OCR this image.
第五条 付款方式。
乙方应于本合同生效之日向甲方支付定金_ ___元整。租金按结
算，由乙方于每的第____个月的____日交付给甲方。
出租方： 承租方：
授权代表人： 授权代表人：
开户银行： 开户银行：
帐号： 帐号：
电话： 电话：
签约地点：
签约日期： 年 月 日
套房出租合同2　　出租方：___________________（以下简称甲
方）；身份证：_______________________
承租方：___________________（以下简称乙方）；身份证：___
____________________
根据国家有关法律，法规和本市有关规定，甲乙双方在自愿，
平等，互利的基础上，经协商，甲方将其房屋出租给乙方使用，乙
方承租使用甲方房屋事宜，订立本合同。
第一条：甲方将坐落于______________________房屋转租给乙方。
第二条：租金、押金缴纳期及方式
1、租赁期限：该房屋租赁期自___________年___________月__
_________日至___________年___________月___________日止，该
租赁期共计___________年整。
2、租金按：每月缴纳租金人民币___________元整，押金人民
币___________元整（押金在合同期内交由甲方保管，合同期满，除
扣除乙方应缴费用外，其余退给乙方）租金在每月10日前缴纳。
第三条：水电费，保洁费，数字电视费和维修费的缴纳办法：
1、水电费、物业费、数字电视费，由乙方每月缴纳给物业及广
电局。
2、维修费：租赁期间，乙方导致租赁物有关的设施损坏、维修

| REQUIRED WORK |
All of the entries above must be quoted exactly.

| OUTPUT OF THE TASK |
OCR this image.
第五条 付款方式。
乙方应于本合同生效之日向甲方支付定金_ ___元整。租金按结
算，由乙方于每的第____个月的____日交付给甲方。
出租方： 承租方：
授权代表人： 授权代表人：
开户银行： 开户银行：
帐号： 帐号：
电话： 电话：
签约地点：
签约日期： 年 月 日
套房出租合同2　　出租方：___________________（以下简称甲
方）；身份证：_______________________
承租方：___________________（以下简称乙方）；身份证：___
____________________
根据国家有关法律，法规和本市有关规定，甲乙双方在自愿，
平等，互利的基础上，经协商，甲方将其房屋出租给乙方使用，乙
方承租使用甲方房屋事宜，订立本合同。
第一条：甲方将坐落于______________________房屋转租给乙方。
第二条：租金、押金缴纳期及方式
1、租赁期限：该房屋租赁期自___________年___________月__
_________日至___________年___________月___________日止，该
租赁期共计___________年整。
2、租金按：每月缴纳租金人民币___________元整，押金人民
币___________元整（押金在合同期内交由甲方保管，合同期满，除
扣除乙方应缴费用外，其余退给乙方）租金在每月10日前缴纳。
第三条：水电费，保洁费，数字电视费和维修费的缴纳办法：
1、水电费、物业费、数字电视费，由乙方每月缴纳给物业及广
电局。
2、维修费：租赁期间，乙方导致租赁物有关的设施损坏、维修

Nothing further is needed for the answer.